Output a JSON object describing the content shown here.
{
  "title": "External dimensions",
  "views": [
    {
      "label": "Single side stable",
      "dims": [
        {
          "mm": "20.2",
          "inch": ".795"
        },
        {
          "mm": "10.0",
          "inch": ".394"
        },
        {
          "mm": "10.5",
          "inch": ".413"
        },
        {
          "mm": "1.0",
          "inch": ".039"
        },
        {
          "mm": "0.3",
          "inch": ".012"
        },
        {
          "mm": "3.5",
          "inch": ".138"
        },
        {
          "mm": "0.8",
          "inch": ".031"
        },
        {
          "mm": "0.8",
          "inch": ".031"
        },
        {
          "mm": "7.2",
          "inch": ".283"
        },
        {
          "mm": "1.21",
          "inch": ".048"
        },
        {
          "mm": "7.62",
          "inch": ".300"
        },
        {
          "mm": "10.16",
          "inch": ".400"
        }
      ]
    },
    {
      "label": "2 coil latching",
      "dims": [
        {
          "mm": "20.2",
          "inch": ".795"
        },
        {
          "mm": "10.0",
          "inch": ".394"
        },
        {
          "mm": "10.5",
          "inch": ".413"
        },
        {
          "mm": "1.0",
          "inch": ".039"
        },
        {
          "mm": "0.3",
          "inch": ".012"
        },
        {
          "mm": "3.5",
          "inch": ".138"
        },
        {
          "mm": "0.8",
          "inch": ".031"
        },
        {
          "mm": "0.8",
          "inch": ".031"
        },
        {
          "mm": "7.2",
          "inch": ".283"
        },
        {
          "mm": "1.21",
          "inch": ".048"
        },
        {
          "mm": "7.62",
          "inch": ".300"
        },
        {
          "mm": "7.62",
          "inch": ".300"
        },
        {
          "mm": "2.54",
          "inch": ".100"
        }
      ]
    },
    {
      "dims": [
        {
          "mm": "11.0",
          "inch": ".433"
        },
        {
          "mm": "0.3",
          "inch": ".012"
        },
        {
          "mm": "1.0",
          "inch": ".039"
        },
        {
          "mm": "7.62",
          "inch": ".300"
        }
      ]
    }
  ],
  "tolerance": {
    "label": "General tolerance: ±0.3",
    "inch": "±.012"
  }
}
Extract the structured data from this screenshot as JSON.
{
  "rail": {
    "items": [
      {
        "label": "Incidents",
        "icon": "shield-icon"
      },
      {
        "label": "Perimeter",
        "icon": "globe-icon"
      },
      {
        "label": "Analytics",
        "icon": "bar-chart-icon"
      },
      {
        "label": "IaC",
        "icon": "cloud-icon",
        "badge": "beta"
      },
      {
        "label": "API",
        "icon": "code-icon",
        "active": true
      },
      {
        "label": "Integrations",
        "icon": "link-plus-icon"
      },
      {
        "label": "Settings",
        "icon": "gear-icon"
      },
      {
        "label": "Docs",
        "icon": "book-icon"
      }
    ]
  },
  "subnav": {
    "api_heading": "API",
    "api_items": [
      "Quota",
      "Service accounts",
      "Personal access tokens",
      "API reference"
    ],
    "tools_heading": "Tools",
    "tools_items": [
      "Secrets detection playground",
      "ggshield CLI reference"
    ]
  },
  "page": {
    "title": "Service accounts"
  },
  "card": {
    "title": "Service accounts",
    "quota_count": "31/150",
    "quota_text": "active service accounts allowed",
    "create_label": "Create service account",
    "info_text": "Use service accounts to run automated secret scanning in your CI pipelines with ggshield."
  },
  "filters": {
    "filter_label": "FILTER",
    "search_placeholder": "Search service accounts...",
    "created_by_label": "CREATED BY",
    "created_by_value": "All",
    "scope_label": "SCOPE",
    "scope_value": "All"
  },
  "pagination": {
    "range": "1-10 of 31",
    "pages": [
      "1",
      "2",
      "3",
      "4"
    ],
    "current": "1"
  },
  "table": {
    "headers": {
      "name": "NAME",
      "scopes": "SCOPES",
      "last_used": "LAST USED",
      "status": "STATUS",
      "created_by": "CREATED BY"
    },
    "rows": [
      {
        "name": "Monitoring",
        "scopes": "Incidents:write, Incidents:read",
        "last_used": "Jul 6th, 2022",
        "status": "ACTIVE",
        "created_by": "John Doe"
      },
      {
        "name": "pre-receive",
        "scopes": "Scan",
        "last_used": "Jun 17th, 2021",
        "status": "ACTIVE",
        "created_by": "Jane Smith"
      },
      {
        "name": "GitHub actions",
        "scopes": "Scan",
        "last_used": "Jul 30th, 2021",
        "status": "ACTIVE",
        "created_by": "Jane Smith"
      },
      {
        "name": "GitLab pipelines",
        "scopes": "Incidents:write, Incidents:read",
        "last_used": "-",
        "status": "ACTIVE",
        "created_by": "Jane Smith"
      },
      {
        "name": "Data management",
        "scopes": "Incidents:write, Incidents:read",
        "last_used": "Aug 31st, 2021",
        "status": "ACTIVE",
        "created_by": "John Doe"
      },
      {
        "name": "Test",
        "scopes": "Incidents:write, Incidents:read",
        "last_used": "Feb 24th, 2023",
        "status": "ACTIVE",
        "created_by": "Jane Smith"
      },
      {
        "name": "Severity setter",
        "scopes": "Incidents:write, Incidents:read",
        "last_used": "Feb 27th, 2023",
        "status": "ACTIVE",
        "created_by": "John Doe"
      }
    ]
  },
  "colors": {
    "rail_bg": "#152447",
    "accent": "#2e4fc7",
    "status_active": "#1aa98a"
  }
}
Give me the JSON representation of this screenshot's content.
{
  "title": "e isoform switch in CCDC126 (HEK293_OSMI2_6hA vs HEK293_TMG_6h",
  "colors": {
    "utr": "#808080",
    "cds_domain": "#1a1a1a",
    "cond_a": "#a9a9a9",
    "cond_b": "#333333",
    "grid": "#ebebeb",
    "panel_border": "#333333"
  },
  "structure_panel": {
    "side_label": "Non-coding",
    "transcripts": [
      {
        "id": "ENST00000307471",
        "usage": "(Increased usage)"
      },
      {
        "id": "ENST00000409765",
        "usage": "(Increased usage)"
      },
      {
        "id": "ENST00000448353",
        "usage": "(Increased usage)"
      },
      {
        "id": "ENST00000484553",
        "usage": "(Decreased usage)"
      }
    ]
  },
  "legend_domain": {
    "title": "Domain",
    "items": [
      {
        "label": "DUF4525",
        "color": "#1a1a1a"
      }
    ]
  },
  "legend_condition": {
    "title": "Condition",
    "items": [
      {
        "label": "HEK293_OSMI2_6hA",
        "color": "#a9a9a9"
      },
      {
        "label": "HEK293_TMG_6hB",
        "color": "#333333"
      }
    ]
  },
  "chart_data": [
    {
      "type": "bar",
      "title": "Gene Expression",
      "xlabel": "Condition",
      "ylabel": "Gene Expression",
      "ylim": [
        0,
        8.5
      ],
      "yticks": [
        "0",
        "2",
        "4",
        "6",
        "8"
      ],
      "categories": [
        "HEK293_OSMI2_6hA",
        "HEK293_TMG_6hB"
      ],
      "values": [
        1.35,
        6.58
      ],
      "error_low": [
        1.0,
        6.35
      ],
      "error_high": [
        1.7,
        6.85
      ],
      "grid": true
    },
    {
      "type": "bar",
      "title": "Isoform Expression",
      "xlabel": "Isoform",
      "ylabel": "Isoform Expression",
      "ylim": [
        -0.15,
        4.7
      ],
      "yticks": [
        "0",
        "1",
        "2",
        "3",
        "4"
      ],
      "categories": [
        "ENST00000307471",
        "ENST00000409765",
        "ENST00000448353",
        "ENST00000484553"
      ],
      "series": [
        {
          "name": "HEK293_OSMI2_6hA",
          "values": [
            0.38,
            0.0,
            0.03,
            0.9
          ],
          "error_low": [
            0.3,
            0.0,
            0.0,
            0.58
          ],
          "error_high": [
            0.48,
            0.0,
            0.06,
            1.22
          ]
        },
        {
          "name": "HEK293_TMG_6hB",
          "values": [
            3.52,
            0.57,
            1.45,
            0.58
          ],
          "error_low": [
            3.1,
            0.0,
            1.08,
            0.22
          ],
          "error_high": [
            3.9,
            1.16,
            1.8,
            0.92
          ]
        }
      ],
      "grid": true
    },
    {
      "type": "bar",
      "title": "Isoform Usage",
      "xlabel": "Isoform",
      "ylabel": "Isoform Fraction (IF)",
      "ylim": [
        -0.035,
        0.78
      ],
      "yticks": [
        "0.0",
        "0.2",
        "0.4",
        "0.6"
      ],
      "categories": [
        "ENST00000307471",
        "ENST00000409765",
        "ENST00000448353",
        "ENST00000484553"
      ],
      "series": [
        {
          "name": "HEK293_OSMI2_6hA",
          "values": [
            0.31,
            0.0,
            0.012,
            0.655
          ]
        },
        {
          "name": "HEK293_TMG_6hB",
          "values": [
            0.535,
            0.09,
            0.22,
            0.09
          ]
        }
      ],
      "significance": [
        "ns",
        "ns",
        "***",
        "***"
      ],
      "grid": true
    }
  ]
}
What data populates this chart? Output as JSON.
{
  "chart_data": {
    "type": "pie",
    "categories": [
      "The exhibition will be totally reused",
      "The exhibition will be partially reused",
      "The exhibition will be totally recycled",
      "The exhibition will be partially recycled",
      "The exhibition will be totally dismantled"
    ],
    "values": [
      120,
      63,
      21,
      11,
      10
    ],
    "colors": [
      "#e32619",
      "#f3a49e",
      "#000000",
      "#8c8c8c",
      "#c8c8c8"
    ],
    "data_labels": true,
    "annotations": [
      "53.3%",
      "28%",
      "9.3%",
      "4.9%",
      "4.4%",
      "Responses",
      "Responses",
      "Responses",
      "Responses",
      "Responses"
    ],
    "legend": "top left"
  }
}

[Requirements]: In the listing above, find the line containing "What data populates", then reproduce it and each line after it through the end, exactly and with nothing added.

[Correct output]:
What data populates this chart? Output as JSON.
{
  "chart_data": {
    "type": "pie",
    "categories": [
      "The exhibition will be totally reused",
      "The exhibition will be partially reused",
      "The exhibition will be totally recycled",
      "The exhibition will be partially recycled",
      "The exhibition will be totally dismantled"
    ],
    "values": [
      120,
      63,
      21,
      11,
      10
    ],
    "colors": [
      "#e32619",
      "#f3a49e",
      "#000000",
      "#8c8c8c",
      "#c8c8c8"
    ],
    "data_labels": true,
    "annotations": [
      "53.3%",
      "28%",
      "9.3%",
      "4.9%",
      "4.4%",
      "Responses",
      "Responses",
      "Responses",
      "Responses",
      "Responses"
    ],
    "legend": "top left"
  }
}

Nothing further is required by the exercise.